> _EXERCISE MATERIAL_
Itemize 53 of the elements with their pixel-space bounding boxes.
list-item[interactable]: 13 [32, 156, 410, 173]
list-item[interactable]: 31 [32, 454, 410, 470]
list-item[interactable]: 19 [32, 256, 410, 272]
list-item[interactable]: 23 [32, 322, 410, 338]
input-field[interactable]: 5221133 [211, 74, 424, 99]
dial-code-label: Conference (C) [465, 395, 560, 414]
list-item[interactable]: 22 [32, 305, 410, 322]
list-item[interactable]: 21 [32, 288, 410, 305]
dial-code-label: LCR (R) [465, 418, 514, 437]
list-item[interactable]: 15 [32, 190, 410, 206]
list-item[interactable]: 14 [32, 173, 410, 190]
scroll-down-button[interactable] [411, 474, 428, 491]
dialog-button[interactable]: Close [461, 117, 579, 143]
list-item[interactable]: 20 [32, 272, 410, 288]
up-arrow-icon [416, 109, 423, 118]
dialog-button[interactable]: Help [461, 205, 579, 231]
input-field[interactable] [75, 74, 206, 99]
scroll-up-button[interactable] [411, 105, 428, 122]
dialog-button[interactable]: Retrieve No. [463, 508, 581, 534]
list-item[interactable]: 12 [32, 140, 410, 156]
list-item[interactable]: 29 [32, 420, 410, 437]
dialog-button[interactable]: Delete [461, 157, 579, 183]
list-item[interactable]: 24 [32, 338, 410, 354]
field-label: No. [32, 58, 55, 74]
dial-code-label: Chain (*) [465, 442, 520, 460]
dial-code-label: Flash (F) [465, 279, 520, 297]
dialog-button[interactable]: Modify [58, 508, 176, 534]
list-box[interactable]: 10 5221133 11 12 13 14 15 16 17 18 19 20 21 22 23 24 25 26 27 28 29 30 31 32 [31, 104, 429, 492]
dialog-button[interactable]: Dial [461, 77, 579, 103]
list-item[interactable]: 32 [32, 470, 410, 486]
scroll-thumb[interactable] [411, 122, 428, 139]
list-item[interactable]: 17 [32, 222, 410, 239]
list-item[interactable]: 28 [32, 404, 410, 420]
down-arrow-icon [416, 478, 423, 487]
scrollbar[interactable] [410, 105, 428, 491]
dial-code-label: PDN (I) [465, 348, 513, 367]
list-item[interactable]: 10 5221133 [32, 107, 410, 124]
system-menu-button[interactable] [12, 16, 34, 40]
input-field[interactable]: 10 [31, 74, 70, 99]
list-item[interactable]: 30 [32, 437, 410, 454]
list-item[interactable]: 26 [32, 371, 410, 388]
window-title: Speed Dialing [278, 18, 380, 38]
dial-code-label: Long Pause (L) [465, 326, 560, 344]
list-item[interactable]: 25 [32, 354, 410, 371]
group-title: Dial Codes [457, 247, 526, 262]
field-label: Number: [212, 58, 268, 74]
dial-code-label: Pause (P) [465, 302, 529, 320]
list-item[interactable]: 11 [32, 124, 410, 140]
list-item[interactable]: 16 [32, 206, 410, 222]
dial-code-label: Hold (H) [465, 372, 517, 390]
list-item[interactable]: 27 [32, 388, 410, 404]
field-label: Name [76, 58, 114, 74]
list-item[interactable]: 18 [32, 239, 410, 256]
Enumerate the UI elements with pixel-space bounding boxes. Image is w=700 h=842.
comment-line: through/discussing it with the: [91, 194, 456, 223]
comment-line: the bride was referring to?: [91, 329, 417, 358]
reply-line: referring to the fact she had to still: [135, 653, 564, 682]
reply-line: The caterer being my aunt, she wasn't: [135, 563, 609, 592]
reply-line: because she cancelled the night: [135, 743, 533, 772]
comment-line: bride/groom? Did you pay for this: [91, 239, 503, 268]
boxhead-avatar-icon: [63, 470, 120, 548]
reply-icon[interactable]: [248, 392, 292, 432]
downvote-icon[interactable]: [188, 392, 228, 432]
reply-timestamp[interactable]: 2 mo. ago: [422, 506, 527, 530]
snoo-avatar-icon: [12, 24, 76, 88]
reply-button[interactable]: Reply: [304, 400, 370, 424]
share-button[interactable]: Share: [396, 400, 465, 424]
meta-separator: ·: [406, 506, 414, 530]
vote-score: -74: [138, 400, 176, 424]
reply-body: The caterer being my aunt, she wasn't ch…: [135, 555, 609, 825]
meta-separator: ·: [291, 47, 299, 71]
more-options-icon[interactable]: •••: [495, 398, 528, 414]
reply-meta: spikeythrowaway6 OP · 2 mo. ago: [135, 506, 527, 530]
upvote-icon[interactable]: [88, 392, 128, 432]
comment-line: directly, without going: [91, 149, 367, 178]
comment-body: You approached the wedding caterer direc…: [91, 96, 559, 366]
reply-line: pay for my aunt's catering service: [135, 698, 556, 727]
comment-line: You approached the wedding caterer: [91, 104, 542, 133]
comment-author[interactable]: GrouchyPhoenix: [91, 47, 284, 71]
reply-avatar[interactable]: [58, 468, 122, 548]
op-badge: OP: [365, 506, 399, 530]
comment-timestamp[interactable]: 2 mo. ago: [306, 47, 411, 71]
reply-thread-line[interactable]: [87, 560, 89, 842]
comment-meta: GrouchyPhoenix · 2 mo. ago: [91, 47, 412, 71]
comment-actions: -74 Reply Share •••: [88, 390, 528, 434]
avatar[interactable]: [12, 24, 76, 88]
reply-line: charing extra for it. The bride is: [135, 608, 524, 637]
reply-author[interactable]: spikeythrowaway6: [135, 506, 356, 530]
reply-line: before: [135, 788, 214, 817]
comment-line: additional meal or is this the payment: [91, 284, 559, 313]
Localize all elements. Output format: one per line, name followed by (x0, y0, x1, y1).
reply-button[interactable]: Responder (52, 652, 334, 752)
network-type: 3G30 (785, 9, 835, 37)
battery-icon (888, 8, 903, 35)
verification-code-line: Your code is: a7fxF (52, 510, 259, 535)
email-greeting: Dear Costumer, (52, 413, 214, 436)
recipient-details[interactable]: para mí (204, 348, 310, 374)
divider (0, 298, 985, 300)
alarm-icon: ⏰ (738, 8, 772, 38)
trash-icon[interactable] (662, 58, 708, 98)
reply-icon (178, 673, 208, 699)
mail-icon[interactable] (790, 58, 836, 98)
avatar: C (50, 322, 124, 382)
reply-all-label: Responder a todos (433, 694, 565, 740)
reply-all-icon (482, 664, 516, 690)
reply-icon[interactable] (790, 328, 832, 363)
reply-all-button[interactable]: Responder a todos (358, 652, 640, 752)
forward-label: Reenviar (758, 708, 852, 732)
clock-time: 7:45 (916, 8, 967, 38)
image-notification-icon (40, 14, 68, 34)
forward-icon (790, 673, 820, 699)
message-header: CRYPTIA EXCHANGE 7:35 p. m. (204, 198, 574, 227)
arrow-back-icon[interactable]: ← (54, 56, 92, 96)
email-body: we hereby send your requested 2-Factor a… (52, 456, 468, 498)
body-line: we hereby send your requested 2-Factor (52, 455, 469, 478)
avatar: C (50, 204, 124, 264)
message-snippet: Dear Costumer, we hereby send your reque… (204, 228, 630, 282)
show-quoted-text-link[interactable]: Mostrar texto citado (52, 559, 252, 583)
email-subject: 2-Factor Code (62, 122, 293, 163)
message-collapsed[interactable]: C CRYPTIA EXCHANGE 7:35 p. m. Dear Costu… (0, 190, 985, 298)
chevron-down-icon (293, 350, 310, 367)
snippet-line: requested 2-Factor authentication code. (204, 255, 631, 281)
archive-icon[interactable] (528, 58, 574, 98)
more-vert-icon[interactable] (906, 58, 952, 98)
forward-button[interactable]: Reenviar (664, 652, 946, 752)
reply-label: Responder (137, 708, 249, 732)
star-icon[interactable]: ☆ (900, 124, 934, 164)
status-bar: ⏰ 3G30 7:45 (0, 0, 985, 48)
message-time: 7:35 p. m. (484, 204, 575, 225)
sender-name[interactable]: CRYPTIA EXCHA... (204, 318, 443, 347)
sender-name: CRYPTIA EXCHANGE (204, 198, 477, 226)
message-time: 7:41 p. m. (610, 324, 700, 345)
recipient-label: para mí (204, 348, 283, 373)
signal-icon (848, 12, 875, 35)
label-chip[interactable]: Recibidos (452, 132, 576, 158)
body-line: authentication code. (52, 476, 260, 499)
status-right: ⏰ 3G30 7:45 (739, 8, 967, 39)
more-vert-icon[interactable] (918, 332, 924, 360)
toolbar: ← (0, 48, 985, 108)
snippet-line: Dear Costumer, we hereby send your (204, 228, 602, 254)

> _PROBLEM TO WORK ON_
Count the rows above that contain the string "bounding", matching case exactly. Give only the number.

> _EXERCISE RESPONSE_
2